━━ Record extracts

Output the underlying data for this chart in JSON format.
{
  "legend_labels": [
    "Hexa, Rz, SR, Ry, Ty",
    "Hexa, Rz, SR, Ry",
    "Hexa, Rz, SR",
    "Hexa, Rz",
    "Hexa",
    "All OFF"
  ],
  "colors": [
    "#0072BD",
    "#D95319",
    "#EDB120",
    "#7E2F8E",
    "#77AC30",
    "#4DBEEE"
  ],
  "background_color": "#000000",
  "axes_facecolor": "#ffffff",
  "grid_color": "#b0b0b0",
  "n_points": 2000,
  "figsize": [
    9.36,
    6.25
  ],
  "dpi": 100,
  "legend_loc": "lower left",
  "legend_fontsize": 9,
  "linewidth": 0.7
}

━━━━

*Written request*. Make an exact copy of the data above.

*Finished task*.
Output the underlying data for this chart in JSON format.
{
  "legend_labels": [
    "Hexa, Rz, SR, Ry, Ty",
    "Hexa, Rz, SR, Ry",
    "Hexa, Rz, SR",
    "Hexa, Rz",
    "Hexa",
    "All OFF"
  ],
  "colors": [
    "#0072BD",
    "#D95319",
    "#EDB120",
    "#7E2F8E",
    "#77AC30",
    "#4DBEEE"
  ],
  "background_color": "#000000",
  "axes_facecolor": "#ffffff",
  "grid_color": "#b0b0b0",
  "n_points": 2000,
  "figsize": [
    9.36,
    6.25
  ],
  "dpi": 100,
  "legend_loc": "lower left",
  "legend_fontsize": 9,
  "linewidth": 0.7
}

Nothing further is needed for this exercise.